● Problems and tasks:
A. In the account of the Chartreuse hike, at what time did the group set out?
B. Render this sentence from the account of the Chartreuse hike in Spanish: "On Friday, October tenth, I met up with Léo and Antonin at their house."
C. Copy everything in the account of the Chartreuse hike from "On Friday, October" down to "in the afternoon.".

Over the last several years, traveling and living abroad have made me a sort of real life Yes Man; I try to accept every opportunity that presents itself. Special access to a cathedral spire? Sure. Spontaneous trip to Turin? Absolutely. Sharing a bottle of exorbitantly expensive wine? Please and thank you. So naturally, when my new friends Léo and Antonin invited me last minute to join them on their weekend traverse through the Chartreuse, I said yes.
The massif of the Chartreuse stretches between Chambéry and Grenoble, and—even though the peaks reach only modest altitudes when compared to the high Alps—it’s not a geological formation to be trifled with. This is real hiking, Léo warned me; we would span the entire range from north to south: about eighty kilometers of distance, five thousand meters of ascent, and five thousand meters of descent in three days. I, however, was thoroughly psyched, and the fact that these measurements were metric made them all the easier to ignore. The weather forecast was ominous as well, but I was not to be deterred.
On Friday, October tenth, I met up with Léo and Antonin at their house. We were joined by an Austrian named Bernhard, a friend of Antonin from his time studying in Calgary. I learned that we were also to rendezvous with a British girl named Emily somewhere in the mountains—as of Friday the location wasn’t very specific.
This ambiguity seemed characteristically French—as were many other aspects of our voyage. As we split the group gear and loaded up our packs, I couldn’t help but notice our food: paté, taboulé, cassoulet, saucisson, Nutella, and on our way out of Chambéry we purchased no less than six fresh baguettes. This was also a francophone journey in that it started far later than originally anticipated—after a lackadaisical lunch and some desultory preparation, we left at four in the afternoon.

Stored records
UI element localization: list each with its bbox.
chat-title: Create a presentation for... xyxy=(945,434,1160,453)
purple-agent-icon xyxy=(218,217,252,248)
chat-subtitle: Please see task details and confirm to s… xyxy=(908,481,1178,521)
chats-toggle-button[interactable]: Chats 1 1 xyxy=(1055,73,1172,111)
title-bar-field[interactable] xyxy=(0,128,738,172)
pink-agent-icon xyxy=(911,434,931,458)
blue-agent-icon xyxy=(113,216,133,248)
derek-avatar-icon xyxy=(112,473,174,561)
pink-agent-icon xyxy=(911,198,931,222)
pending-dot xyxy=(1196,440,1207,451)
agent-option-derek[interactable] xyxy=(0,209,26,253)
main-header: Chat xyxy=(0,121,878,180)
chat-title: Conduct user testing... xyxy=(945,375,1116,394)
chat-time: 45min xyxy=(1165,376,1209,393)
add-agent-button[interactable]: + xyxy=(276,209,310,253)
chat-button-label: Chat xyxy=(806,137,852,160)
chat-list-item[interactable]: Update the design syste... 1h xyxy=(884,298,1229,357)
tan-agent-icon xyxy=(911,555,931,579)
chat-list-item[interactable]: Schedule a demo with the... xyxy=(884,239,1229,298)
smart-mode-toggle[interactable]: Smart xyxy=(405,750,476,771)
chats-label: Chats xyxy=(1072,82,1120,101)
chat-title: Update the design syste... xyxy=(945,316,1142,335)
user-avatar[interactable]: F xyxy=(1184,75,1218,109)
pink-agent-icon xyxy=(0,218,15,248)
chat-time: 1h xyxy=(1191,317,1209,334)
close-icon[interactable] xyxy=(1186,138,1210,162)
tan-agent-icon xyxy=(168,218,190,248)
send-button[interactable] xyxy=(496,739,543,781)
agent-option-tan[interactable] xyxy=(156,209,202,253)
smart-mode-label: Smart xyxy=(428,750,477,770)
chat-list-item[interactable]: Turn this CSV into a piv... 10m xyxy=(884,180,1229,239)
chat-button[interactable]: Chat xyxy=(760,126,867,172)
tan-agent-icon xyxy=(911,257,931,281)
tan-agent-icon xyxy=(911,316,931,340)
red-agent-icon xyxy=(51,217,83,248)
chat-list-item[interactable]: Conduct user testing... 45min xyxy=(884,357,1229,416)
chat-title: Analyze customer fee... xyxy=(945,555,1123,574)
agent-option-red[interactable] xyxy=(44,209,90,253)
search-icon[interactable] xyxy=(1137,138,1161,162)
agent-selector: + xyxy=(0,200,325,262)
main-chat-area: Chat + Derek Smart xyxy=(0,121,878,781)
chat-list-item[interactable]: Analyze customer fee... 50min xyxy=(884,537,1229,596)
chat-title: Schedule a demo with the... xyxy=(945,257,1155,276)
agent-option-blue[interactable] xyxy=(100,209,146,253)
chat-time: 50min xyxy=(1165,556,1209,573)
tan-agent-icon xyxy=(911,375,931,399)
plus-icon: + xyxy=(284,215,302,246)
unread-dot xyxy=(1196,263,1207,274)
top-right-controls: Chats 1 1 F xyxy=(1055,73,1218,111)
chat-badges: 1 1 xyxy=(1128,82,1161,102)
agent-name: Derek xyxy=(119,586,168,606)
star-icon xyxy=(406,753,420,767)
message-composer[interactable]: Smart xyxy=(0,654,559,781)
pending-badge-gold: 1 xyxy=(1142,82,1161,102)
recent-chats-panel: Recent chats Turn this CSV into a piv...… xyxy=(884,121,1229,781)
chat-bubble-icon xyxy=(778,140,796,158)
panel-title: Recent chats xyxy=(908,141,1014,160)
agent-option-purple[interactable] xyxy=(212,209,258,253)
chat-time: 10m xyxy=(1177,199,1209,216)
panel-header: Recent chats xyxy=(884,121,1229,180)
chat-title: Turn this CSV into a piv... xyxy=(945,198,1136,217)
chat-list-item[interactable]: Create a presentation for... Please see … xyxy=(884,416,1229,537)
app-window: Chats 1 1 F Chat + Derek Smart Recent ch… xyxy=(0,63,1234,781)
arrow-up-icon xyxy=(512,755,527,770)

● Task results:
A. At four in the afternoon.

B. El viernes diez de octubre me reuní con Léo y Antonin en su casa.

C.
On Friday, October tenth, I met up with Léo and Antonin at their house. We were joined by an Austrian named Bernhard, a friend of Antonin from his time studying in Calgary. I learned that we were also to rendezvous with a British girl named Emily somewhere in the mountains—as of Friday the location wasn’t very specific.
This ambiguity seemed characteristically French—as were many other aspects of our voyage. As we split the group gear and loaded up our packs, I couldn’t help but notice our food: paté, taboulé, cassoulet, saucisson, Nutella, and on our way out of Chambéry we purchased no less than six fresh baguettes. This was also a francophone journey in that it started far later than originally anticipated—after a lackadaisical lunch and some desultory preparation, we left at four in the afternoon.